(Collected data entries)

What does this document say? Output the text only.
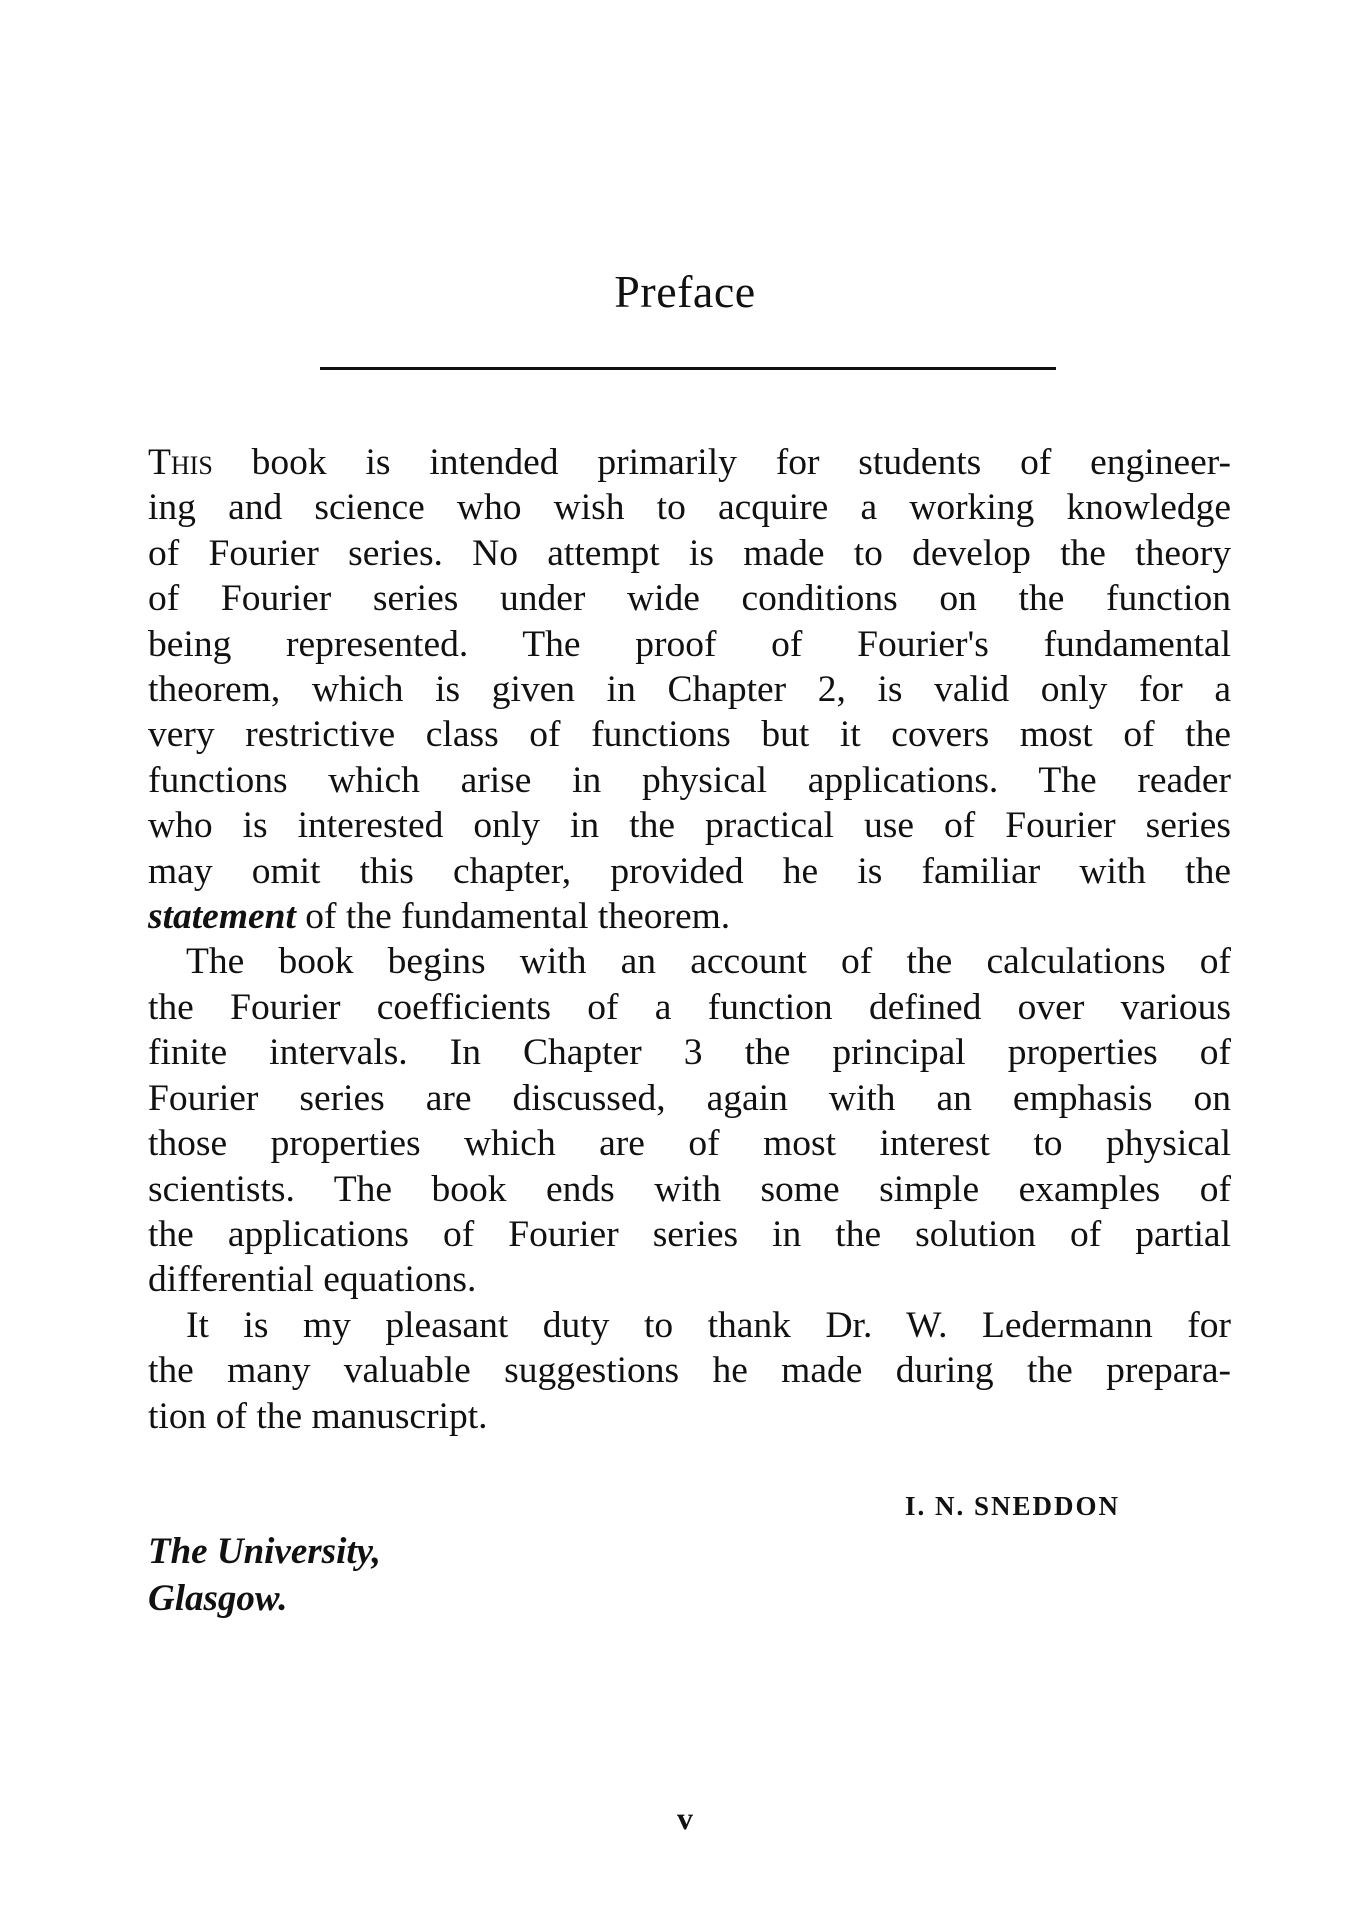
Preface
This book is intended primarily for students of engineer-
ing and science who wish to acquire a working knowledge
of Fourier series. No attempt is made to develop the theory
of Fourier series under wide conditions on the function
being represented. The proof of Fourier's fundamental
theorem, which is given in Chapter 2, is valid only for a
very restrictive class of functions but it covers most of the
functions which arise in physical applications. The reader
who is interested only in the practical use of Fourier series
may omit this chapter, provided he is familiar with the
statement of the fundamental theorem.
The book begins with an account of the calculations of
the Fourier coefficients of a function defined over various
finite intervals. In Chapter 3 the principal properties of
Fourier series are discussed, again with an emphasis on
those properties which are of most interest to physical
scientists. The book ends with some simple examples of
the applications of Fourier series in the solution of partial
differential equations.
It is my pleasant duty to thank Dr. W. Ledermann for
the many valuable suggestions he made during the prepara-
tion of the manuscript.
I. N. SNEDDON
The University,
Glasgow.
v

Short exercise
The material above holds pictures; copy everything else in it exactly.

Answer below
What does this document say? Output the text only.
Preface
This book is intended primarily for students of engineer-
ing and science who wish to acquire a working knowledge
of Fourier series. No attempt is made to develop the theory
of Fourier series under wide conditions on the function
being represented. The proof of Fourier's fundamental
theorem, which is given in Chapter 2, is valid only for a
very restrictive class of functions but it covers most of the
functions which arise in physical applications. The reader
who is interested only in the practical use of Fourier series
may omit this chapter, provided he is familiar with the
statement of the fundamental theorem.
The book begins with an account of the calculations of
the Fourier coefficients of a function defined over various
finite intervals. In Chapter 3 the principal properties of
Fourier series are discussed, again with an emphasis on
those properties which are of most interest to physical
scientists. The book ends with some simple examples of
the applications of Fourier series in the solution of partial
differential equations.
It is my pleasant duty to thank Dr. W. Ledermann for
the many valuable suggestions he made during the prepara-
tion of the manuscript.
I. N. SNEDDON
The University,
Glasgow.
v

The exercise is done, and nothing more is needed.